Please retype the records below exactly, leaving out any pictures.

==*==

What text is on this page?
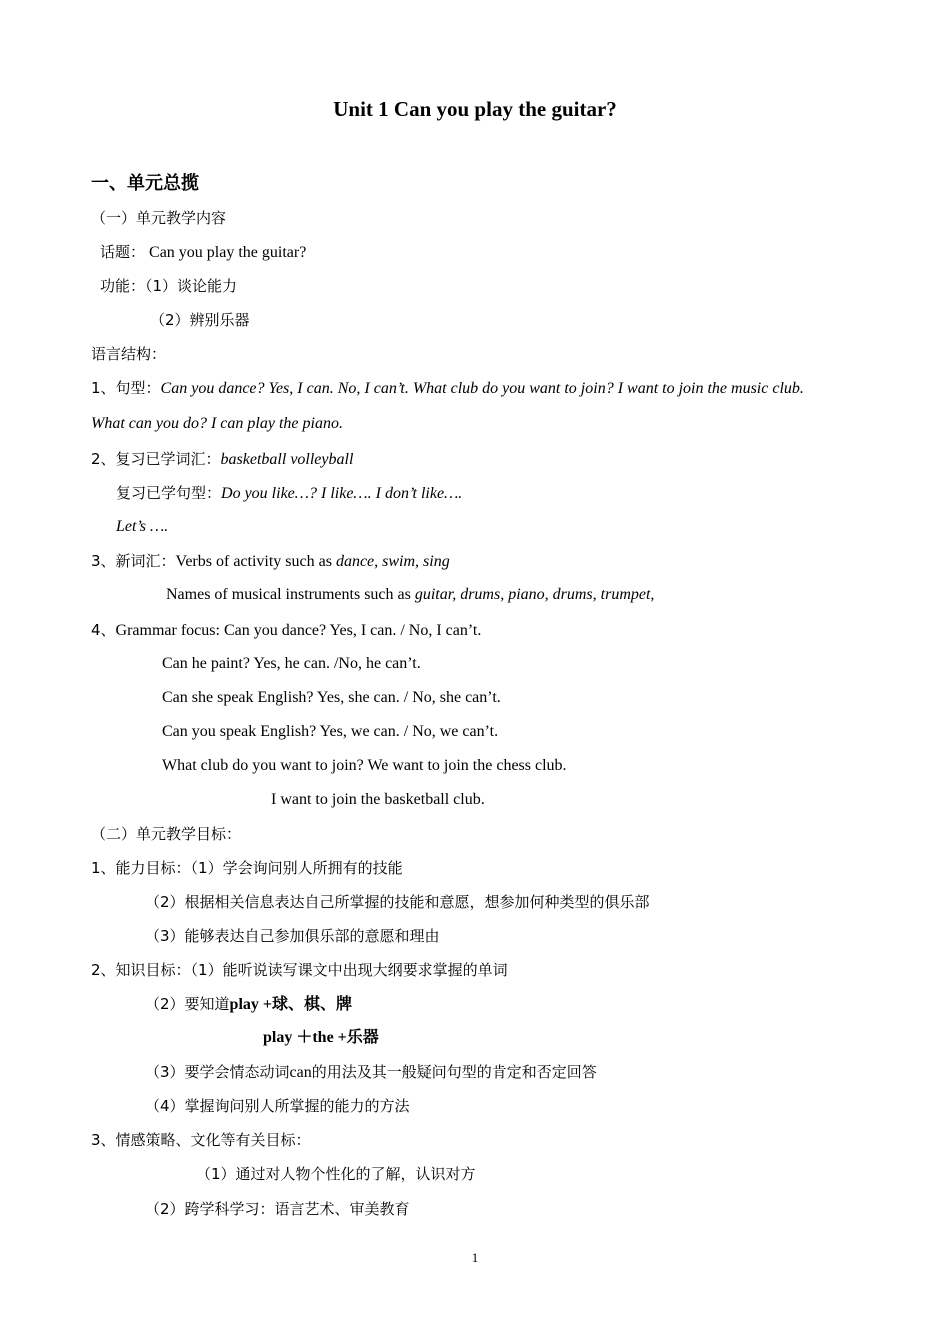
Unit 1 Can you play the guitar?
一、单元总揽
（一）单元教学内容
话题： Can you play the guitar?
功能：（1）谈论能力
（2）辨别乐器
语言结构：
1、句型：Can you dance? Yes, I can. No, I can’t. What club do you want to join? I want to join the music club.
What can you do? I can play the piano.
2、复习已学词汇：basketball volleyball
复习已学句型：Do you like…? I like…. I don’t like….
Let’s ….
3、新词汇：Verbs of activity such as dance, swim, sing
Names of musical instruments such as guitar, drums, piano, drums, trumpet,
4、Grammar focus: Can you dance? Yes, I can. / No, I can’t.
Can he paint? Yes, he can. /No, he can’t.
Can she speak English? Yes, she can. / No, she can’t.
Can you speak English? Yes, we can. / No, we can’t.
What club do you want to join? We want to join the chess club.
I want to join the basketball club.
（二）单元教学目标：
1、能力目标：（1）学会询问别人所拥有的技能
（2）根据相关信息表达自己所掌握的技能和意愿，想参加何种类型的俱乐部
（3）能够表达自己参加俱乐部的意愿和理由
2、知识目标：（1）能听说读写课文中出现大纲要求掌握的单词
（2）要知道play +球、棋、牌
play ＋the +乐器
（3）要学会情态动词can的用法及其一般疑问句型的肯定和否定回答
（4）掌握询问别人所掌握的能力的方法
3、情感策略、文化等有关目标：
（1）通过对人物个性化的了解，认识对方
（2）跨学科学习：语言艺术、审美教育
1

==*==

Completed task:
What text is on this page?
Unit 1 Can you play the guitar?
一、单元总揽
（一）单元教学内容
话题： Can you play the guitar?
功能：（1）谈论能力
（2）辨别乐器
语言结构：
1、句型：Can you dance? Yes, I can. No, I can’t. What club do you want to join? I want to join the music club.
What can you do? I can play the piano.
2、复习已学词汇：basketball volleyball
复习已学句型：Do you like…? I like…. I don’t like….
Let’s ….
3、新词汇：Verbs of activity such as dance, swim, sing
Names of musical instruments such as guitar, drums, piano, drums, trumpet,
4、Grammar focus: Can you dance? Yes, I can. / No, I can’t.
Can he paint? Yes, he can. /No, he can’t.
Can she speak English? Yes, she can. / No, she can’t.
Can you speak English? Yes, we can. / No, we can’t.
What club do you want to join? We want to join the chess club.
I want to join the basketball club.
（二）单元教学目标：
1、能力目标：（1）学会询问别人所拥有的技能
（2）根据相关信息表达自己所掌握的技能和意愿，想参加何种类型的俱乐部
（3）能够表达自己参加俱乐部的意愿和理由
2、知识目标：（1）能听说读写课文中出现大纲要求掌握的单词
（2）要知道play +球、棋、牌
play ＋the +乐器
（3）要学会情态动词can的用法及其一般疑问句型的肯定和否定回答
（4）掌握询问别人所掌握的能力的方法
3、情感策略、文化等有关目标：
（1）通过对人物个性化的了解，认识对方
（2）跨学科学习：语言艺术、审美教育
1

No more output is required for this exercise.